Do this.
Write out each record again exactly as it stands.

Given entries.

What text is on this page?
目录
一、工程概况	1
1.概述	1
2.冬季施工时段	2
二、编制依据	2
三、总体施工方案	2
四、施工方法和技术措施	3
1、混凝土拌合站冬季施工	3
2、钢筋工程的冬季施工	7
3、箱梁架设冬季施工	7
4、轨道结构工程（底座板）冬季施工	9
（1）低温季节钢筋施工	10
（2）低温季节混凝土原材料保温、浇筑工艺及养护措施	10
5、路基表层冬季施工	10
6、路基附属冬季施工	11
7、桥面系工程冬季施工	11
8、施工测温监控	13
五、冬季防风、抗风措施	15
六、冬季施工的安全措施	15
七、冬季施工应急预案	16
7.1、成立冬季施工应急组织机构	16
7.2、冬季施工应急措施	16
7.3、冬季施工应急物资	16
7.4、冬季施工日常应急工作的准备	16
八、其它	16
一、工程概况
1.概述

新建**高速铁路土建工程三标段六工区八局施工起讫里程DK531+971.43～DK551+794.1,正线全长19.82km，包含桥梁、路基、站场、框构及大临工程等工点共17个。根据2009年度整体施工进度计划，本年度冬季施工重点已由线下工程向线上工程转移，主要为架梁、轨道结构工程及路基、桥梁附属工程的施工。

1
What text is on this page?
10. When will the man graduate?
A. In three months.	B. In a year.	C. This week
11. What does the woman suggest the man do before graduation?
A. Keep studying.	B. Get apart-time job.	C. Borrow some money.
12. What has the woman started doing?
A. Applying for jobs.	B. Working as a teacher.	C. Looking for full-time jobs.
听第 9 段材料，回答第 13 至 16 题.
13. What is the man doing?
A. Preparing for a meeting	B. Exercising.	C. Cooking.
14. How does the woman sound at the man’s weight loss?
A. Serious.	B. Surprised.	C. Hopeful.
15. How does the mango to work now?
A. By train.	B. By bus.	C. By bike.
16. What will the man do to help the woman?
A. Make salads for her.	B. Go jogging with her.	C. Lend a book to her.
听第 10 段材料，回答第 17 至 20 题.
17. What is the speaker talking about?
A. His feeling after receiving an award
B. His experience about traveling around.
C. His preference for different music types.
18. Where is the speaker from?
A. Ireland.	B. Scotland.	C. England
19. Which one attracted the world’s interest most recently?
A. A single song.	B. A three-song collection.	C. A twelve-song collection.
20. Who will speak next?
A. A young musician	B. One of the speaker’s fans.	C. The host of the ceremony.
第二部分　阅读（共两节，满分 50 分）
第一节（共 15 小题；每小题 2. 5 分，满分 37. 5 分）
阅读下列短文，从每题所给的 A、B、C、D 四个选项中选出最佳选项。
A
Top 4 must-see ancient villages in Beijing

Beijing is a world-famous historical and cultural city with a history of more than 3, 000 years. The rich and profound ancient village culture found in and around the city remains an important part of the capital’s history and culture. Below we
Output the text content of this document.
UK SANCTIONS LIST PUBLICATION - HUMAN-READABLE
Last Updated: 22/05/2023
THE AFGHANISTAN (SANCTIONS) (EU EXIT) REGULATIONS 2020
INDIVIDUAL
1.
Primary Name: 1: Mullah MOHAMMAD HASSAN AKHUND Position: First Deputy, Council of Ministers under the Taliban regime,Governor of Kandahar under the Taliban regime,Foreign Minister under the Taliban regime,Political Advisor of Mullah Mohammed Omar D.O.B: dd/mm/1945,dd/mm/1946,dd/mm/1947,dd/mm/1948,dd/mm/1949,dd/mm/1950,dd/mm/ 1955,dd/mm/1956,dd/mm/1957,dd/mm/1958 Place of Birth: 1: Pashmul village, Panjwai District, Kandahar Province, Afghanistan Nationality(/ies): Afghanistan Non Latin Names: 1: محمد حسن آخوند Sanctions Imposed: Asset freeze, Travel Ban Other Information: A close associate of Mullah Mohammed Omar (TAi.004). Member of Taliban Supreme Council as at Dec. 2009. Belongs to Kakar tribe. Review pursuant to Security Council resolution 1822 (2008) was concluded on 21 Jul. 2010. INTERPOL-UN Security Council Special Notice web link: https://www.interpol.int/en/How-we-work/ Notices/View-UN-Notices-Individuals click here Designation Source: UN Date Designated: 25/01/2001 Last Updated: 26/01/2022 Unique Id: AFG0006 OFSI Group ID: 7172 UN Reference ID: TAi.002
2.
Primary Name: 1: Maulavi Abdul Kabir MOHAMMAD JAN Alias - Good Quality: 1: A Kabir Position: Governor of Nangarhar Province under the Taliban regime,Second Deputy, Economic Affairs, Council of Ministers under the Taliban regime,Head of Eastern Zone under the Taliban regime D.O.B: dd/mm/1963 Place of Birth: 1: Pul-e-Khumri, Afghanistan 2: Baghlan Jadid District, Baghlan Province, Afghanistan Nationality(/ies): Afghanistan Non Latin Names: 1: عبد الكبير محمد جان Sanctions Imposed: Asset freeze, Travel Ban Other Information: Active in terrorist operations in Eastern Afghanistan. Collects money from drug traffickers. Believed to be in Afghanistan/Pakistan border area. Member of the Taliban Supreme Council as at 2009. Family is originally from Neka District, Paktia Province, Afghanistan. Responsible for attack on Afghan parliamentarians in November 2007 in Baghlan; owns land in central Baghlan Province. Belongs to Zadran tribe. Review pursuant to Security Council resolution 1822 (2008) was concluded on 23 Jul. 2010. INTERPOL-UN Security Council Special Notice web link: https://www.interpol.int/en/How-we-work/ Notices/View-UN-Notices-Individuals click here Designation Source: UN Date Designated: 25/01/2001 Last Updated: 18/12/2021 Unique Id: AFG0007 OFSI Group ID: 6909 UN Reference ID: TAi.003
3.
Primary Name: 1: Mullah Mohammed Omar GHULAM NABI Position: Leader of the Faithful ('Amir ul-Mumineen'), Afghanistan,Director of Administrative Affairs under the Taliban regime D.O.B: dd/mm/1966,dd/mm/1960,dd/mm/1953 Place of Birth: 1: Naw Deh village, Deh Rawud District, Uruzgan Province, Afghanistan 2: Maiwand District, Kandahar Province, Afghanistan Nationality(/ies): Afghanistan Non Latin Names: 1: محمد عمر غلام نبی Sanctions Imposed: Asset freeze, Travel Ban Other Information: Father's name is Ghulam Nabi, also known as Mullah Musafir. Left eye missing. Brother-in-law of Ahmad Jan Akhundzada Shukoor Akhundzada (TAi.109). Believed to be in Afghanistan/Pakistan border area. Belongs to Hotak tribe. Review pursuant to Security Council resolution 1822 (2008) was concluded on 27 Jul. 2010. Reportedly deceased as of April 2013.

Problem solution.
What text is on this page?
目录
一、工程概况	1
1.概述	1
2.冬季施工时段	2
二、编制依据	2
三、总体施工方案	2
四、施工方法和技术措施	3
1、混凝土拌合站冬季施工	3
2、钢筋工程的冬季施工	7
3、箱梁架设冬季施工	7
4、轨道结构工程（底座板）冬季施工	9
（1）低温季节钢筋施工	10
（2）低温季节混凝土原材料保温、浇筑工艺及养护措施	10
5、路基表层冬季施工	10
6、路基附属冬季施工	11
7、桥面系工程冬季施工	11
8、施工测温监控	13
五、冬季防风、抗风措施	15
六、冬季施工的安全措施	15
七、冬季施工应急预案	16
7.1、成立冬季施工应急组织机构	16
7.2、冬季施工应急措施	16
7.3、冬季施工应急物资	16
7.4、冬季施工日常应急工作的准备	16
八、其它	16
一、工程概况
1.概述

新建**高速铁路土建工程三标段六工区八局施工起讫里程DK531+971.43～DK551+794.1,正线全长19.82km，包含桥梁、路基、站场、框构及大临工程等工点共17个。根据2009年度整体施工进度计划，本年度冬季施工重点已由线下工程向线上工程转移，主要为架梁、轨道结构工程及路基、桥梁附属工程的施工。

1
What text is on this page?
10. When will the man graduate?
A. In three months.	B. In a year.	C. This week
11. What does the woman suggest the man do before graduation?
A. Keep studying.	B. Get apart-time job.	C. Borrow some money.
12. What has the woman started doing?
A. Applying for jobs.	B. Working as a teacher.	C. Looking for full-time jobs.
听第 9 段材料，回答第 13 至 16 题.
13. What is the man doing?
A. Preparing for a meeting	B. Exercising.	C. Cooking.
14. How does the woman sound at the man’s weight loss?
A. Serious.	B. Surprised.	C. Hopeful.
15. How does the mango to work now?
A. By train.	B. By bus.	C. By bike.
16. What will the man do to help the woman?
A. Make salads for her.	B. Go jogging with her.	C. Lend a book to her.
听第 10 段材料，回答第 17 至 20 题.
17. What is the speaker talking about?
A. His feeling after receiving an award
B. His experience about traveling around.
C. His preference for different music types.
18. Where is the speaker from?
A. Ireland.	B. Scotland.	C. England
19. Which one attracted the world’s interest most recently?
A. A single song.	B. A three-song collection.	C. A twelve-song collection.
20. Who will speak next?
A. A young musician	B. One of the speaker’s fans.	C. The host of the ceremony.
第二部分　阅读（共两节，满分 50 分）
第一节（共 15 小题；每小题 2. 5 分，满分 37. 5 分）
阅读下列短文，从每题所给的 A、B、C、D 四个选项中选出最佳选项。
A
Top 4 must-see ancient villages in Beijing

Beijing is a world-famous historical and cultural city with a history of more than 3, 000 years. The rich and profound ancient village culture found in and around the city remains an important part of the capital’s history and culture. Below we
Output the text content of this document.
UK SANCTIONS LIST PUBLICATION - HUMAN-READABLE
Last Updated: 22/05/2023
THE AFGHANISTAN (SANCTIONS) (EU EXIT) REGULATIONS 2020
INDIVIDUAL
1.
Primary Name: 1: Mullah MOHAMMAD HASSAN AKHUND Position: First Deputy, Council of Ministers under the Taliban regime,Governor of Kandahar under the Taliban regime,Foreign Minister under the Taliban regime,Political Advisor of Mullah Mohammed Omar D.O.B: dd/mm/1945,dd/mm/1946,dd/mm/1947,dd/mm/1948,dd/mm/1949,dd/mm/1950,dd/mm/ 1955,dd/mm/1956,dd/mm/1957,dd/mm/1958 Place of Birth: 1: Pashmul village, Panjwai District, Kandahar Province, Afghanistan Nationality(/ies): Afghanistan Non Latin Names: 1: محمد حسن آخوند Sanctions Imposed: Asset freeze, Travel Ban Other Information: A close associate of Mullah Mohammed Omar (TAi.004). Member of Taliban Supreme Council as at Dec. 2009. Belongs to Kakar tribe. Review pursuant to Security Council resolution 1822 (2008) was concluded on 21 Jul. 2010. INTERPOL-UN Security Council Special Notice web link: https://www.interpol.int/en/How-we-work/ Notices/View-UN-Notices-Individuals click here Designation Source: UN Date Designated: 25/01/2001 Last Updated: 26/01/2022 Unique Id: AFG0006 OFSI Group ID: 7172 UN Reference ID: TAi.002
2.
Primary Name: 1: Maulavi Abdul Kabir MOHAMMAD JAN Alias - Good Quality: 1: A Kabir Position: Governor of Nangarhar Province under the Taliban regime,Second Deputy, Economic Affairs, Council of Ministers under the Taliban regime,Head of Eastern Zone under the Taliban regime D.O.B: dd/mm/1963 Place of Birth: 1: Pul-e-Khumri, Afghanistan 2: Baghlan Jadid District, Baghlan Province, Afghanistan Nationality(/ies): Afghanistan Non Latin Names: 1: عبد الكبير محمد جان Sanctions Imposed: Asset freeze, Travel Ban Other Information: Active in terrorist operations in Eastern Afghanistan. Collects money from drug traffickers. Believed to be in Afghanistan/Pakistan border area. Member of the Taliban Supreme Council as at 2009. Family is originally from Neka District, Paktia Province, Afghanistan. Responsible for attack on Afghan parliamentarians in November 2007 in Baghlan; owns land in central Baghlan Province. Belongs to Zadran tribe. Review pursuant to Security Council resolution 1822 (2008) was concluded on 23 Jul. 2010. INTERPOL-UN Security Council Special Notice web link: https://www.interpol.int/en/How-we-work/ Notices/View-UN-Notices-Individuals click here Designation Source: UN Date Designated: 25/01/2001 Last Updated: 18/12/2021 Unique Id: AFG0007 OFSI Group ID: 6909 UN Reference ID: TAi.003
3.
Primary Name: 1: Mullah Mohammed Omar GHULAM NABI Position: Leader of the Faithful ('Amir ul-Mumineen'), Afghanistan,Director of Administrative Affairs under the Taliban regime D.O.B: dd/mm/1966,dd/mm/1960,dd/mm/1953 Place of Birth: 1: Naw Deh village, Deh Rawud District, Uruzgan Province, Afghanistan 2: Maiwand District, Kandahar Province, Afghanistan Nationality(/ies): Afghanistan Non Latin Names: 1: محمد عمر غلام نبی Sanctions Imposed: Asset freeze, Travel Ban Other Information: Father's name is Ghulam Nabi, also known as Mullah Musafir. Left eye missing. Brother-in-law of Ahmad Jan Akhundzada Shukoor Akhundzada (TAi.109). Believed to be in Afghanistan/Pakistan border area. Belongs to Hotak tribe. Review pursuant to Security Council resolution 1822 (2008) was concluded on 27 Jul. 2010. Reportedly deceased as of April 2013.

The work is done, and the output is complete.